## Problem description
Pull out every line containing the string "letter".

## Provided information
»»
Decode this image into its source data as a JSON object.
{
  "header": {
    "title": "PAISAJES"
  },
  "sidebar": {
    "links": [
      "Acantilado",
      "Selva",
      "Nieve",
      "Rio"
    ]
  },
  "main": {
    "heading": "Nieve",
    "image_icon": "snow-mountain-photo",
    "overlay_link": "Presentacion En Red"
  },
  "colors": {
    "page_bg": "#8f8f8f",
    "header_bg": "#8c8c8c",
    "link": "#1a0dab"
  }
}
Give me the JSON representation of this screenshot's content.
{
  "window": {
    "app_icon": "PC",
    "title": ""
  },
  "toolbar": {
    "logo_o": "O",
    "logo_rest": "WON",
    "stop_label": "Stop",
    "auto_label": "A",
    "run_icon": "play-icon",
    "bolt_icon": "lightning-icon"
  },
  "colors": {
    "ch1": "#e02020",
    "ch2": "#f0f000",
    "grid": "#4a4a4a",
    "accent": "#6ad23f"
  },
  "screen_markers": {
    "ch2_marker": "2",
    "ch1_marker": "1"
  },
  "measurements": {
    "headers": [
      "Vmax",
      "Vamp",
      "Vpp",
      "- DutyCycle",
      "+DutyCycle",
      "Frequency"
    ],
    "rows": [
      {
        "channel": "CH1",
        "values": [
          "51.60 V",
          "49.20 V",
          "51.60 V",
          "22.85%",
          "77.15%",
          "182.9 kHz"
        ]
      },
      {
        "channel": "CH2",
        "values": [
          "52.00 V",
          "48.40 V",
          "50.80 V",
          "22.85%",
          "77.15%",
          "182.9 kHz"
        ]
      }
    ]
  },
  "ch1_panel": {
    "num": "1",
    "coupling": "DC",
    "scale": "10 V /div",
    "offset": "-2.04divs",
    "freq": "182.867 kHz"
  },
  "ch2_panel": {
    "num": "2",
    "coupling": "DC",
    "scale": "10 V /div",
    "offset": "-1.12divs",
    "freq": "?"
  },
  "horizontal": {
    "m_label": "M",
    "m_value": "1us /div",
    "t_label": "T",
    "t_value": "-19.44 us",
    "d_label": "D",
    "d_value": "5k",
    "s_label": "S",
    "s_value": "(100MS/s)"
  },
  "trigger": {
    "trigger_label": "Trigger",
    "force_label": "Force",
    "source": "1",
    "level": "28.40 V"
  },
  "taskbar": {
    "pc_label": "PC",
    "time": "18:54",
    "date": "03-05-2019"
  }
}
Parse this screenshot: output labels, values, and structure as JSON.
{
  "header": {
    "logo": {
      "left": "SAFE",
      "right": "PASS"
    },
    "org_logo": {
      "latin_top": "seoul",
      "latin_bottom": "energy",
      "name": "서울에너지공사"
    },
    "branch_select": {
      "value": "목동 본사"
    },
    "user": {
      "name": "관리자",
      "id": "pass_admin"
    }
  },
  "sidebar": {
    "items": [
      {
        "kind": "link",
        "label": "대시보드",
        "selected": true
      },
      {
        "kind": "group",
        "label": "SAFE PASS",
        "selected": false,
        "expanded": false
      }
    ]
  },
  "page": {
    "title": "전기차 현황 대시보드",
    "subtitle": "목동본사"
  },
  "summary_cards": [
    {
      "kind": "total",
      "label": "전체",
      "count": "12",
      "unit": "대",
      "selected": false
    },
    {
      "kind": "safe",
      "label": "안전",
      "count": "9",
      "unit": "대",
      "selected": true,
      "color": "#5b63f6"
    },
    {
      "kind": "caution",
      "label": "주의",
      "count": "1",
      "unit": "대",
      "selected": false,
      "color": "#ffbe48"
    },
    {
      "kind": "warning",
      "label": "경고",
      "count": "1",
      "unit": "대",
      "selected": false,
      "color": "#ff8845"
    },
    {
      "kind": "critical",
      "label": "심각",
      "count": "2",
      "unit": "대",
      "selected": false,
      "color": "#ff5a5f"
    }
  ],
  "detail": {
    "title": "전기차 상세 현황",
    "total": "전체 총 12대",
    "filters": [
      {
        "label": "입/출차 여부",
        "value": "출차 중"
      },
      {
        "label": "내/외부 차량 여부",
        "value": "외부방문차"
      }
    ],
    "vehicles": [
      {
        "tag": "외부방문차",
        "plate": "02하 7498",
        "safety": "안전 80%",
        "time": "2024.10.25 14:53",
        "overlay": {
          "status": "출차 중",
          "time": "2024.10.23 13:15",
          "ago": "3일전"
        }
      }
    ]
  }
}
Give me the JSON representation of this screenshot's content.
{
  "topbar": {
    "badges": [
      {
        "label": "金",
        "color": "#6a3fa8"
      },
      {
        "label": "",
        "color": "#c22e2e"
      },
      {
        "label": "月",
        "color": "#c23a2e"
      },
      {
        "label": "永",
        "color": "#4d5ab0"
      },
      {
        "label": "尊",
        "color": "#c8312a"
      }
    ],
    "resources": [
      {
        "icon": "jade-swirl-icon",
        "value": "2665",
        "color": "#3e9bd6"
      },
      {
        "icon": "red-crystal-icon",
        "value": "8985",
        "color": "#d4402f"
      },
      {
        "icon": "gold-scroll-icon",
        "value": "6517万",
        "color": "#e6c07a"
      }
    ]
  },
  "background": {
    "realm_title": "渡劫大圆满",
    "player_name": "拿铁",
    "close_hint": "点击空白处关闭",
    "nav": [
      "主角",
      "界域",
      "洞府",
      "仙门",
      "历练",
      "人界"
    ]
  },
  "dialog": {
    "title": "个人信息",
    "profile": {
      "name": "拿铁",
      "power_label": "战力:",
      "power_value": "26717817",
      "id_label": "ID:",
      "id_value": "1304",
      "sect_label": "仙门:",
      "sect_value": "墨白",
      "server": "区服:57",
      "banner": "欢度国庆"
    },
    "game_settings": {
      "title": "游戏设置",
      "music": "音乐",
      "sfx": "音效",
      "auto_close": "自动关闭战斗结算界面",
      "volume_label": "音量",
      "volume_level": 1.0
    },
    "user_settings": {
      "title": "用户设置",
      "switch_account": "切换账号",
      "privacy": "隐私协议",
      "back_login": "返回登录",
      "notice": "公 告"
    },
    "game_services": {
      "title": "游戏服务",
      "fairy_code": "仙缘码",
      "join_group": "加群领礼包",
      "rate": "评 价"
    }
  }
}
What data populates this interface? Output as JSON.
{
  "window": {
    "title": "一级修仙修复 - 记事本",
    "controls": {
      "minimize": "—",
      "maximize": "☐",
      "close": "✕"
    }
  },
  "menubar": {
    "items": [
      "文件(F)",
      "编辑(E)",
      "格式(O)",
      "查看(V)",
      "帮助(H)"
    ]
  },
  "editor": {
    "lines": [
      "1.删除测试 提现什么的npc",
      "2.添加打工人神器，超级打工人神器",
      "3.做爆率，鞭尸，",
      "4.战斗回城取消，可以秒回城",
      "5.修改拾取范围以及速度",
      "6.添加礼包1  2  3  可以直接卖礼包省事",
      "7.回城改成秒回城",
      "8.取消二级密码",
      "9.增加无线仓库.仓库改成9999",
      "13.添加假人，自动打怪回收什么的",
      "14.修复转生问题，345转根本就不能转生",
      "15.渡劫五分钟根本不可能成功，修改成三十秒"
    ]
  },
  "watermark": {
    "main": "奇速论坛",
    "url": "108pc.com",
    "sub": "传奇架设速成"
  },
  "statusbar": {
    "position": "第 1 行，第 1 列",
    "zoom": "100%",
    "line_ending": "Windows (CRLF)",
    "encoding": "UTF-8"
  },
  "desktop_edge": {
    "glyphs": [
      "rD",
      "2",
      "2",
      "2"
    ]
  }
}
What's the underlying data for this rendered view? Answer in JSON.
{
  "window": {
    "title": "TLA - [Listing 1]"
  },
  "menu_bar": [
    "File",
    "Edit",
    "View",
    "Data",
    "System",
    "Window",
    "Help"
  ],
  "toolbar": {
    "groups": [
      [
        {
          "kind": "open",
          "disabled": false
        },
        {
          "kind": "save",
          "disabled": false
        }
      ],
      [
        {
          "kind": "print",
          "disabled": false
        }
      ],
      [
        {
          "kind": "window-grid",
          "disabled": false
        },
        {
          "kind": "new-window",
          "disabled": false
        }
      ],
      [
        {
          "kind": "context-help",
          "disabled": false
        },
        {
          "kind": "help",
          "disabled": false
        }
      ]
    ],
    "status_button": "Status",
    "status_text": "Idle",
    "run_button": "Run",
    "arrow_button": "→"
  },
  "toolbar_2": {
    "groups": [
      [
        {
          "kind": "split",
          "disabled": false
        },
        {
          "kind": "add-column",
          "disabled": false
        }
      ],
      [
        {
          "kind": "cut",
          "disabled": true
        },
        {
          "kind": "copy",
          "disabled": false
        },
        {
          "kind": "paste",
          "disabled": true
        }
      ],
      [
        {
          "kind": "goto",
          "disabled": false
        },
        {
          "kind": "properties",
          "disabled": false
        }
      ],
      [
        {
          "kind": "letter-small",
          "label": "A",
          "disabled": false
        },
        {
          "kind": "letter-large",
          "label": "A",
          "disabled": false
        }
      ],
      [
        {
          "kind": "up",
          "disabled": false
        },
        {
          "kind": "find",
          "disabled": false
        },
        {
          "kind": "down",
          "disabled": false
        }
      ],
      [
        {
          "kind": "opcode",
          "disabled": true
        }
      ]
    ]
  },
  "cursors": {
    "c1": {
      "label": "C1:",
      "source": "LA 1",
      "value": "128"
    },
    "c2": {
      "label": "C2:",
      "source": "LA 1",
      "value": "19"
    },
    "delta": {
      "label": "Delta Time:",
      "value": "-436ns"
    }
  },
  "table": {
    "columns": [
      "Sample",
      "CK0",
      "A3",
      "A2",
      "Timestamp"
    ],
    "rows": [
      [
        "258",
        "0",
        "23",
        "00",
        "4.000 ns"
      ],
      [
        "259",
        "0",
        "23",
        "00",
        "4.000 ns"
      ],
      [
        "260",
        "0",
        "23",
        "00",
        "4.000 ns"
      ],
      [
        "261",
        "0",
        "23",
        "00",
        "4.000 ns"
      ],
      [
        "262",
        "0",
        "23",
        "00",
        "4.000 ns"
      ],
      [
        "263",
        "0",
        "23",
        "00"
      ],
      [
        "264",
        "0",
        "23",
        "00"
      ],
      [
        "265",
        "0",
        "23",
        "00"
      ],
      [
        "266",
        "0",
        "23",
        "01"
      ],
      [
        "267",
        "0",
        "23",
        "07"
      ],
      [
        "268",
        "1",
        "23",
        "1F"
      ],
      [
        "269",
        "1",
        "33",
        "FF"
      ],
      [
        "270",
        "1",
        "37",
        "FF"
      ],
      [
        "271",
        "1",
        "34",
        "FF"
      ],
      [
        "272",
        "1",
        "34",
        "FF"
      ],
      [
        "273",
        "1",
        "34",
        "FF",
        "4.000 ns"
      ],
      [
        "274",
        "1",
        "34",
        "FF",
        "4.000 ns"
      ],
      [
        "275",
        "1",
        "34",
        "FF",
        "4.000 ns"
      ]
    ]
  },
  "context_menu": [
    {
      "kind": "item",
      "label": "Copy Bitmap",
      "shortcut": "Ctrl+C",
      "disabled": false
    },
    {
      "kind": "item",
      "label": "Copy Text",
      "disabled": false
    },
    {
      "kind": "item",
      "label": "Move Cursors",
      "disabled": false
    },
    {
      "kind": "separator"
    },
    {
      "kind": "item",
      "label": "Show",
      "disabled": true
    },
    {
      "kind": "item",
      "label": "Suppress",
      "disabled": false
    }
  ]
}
««
## Full output
          "kind": "letter-small",
          "kind": "letter-large",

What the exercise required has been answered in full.